===== RAW RECORDS

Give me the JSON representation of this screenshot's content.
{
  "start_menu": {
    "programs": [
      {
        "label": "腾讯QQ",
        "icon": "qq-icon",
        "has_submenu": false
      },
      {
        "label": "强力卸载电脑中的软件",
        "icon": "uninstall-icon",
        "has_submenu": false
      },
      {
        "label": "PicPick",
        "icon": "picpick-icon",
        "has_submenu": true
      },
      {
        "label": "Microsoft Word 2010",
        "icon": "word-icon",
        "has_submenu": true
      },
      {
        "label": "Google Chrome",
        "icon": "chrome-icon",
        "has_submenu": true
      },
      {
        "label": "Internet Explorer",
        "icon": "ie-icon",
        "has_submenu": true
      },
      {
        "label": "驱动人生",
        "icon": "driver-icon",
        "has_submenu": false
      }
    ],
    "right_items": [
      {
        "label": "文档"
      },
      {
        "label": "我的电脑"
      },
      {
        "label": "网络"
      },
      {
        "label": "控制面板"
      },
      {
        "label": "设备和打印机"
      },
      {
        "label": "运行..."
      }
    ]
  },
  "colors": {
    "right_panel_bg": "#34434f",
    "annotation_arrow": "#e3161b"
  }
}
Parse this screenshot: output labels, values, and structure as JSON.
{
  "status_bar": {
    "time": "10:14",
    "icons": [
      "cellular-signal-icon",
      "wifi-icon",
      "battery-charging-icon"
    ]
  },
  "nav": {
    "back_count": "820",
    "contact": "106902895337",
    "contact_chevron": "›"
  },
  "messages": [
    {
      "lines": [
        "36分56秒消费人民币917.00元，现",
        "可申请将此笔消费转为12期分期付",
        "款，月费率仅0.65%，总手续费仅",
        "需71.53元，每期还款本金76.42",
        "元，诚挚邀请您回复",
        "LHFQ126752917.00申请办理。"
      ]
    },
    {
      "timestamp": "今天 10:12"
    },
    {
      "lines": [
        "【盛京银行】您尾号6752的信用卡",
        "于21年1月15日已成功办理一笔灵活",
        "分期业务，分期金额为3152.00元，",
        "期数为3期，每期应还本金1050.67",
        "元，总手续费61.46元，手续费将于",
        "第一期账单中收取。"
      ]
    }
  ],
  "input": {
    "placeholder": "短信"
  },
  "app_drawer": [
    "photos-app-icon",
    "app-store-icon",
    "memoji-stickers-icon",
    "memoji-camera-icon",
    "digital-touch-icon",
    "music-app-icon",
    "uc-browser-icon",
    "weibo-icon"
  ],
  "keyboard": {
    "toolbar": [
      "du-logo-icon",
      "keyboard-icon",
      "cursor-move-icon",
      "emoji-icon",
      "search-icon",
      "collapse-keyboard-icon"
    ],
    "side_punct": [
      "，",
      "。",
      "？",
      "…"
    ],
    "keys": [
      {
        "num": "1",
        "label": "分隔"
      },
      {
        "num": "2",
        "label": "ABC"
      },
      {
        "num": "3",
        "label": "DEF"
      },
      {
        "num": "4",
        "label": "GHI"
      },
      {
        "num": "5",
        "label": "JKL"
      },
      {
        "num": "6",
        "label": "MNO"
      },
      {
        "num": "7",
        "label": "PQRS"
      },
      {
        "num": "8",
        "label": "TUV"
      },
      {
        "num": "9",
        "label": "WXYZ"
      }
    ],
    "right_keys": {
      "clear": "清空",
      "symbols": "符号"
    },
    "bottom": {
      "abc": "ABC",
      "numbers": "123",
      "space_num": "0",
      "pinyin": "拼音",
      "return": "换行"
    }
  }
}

==========

| TASK DIRECTIONS |
Above are the records; copy all of them exactly.

| EXERCISE RESULT |
Give me the JSON representation of this screenshot's content.
{
  "start_menu": {
    "programs": [
      {
        "label": "腾讯QQ",
        "icon": "qq-icon",
        "has_submenu": false
      },
      {
        "label": "强力卸载电脑中的软件",
        "icon": "uninstall-icon",
        "has_submenu": false
      },
      {
        "label": "PicPick",
        "icon": "picpick-icon",
        "has_submenu": true
      },
      {
        "label": "Microsoft Word 2010",
        "icon": "word-icon",
        "has_submenu": true
      },
      {
        "label": "Google Chrome",
        "icon": "chrome-icon",
        "has_submenu": true
      },
      {
        "label": "Internet Explorer",
        "icon": "ie-icon",
        "has_submenu": true
      },
      {
        "label": "驱动人生",
        "icon": "driver-icon",
        "has_submenu": false
      }
    ],
    "right_items": [
      {
        "label": "文档"
      },
      {
        "label": "我的电脑"
      },
      {
        "label": "网络"
      },
      {
        "label": "控制面板"
      },
      {
        "label": "设备和打印机"
      },
      {
        "label": "运行..."
      }
    ]
  },
  "colors": {
    "right_panel_bg": "#34434f",
    "annotation_arrow": "#e3161b"
  }
}
Parse this screenshot: output labels, values, and structure as JSON.
{
  "status_bar": {
    "time": "10:14",
    "icons": [
      "cellular-signal-icon",
      "wifi-icon",
      "battery-charging-icon"
    ]
  },
  "nav": {
    "back_count": "820",
    "contact": "106902895337",
    "contact_chevron": "›"
  },
  "messages": [
    {
      "lines": [
        "36分56秒消费人民币917.00元，现",
        "可申请将此笔消费转为12期分期付",
        "款，月费率仅0.65%，总手续费仅",
        "需71.53元，每期还款本金76.42",
        "元，诚挚邀请您回复",
        "LHFQ126752917.00申请办理。"
      ]
    },
    {
      "timestamp": "今天 10:12"
    },
    {
      "lines": [
        "【盛京银行】您尾号6752的信用卡",
        "于21年1月15日已成功办理一笔灵活",
        "分期业务，分期金额为3152.00元，",
        "期数为3期，每期应还本金1050.67",
        "元，总手续费61.46元，手续费将于",
        "第一期账单中收取。"
      ]
    }
  ],
  "input": {
    "placeholder": "短信"
  },
  "app_drawer": [
    "photos-app-icon",
    "app-store-icon",
    "memoji-stickers-icon",
    "memoji-camera-icon",
    "digital-touch-icon",
    "music-app-icon",
    "uc-browser-icon",
    "weibo-icon"
  ],
  "keyboard": {
    "toolbar": [
      "du-logo-icon",
      "keyboard-icon",
      "cursor-move-icon",
      "emoji-icon",
      "search-icon",
      "collapse-keyboard-icon"
    ],
    "side_punct": [
      "，",
      "。",
      "？",
      "…"
    ],
    "keys": [
      {
        "num": "1",
        "label": "分隔"
      },
      {
        "num": "2",
        "label": "ABC"
      },
      {
        "num": "3",
        "label": "DEF"
      },
      {
        "num": "4",
        "label": "GHI"
      },
      {
        "num": "5",
        "label": "JKL"
      },
      {
        "num": "6",
        "label": "MNO"
      },
      {
        "num": "7",
        "label": "PQRS"
      },
      {
        "num": "8",
        "label": "TUV"
      },
      {
        "num": "9",
        "label": "WXYZ"
      }
    ],
    "right_keys": {
      "clear": "清空",
      "symbols": "符号"
    },
    "bottom": {
      "abc": "ABC",
      "numbers": "123",
      "space_num": "0",
      "pinyin": "拼音",
      "return": "换行"
    }
  }
}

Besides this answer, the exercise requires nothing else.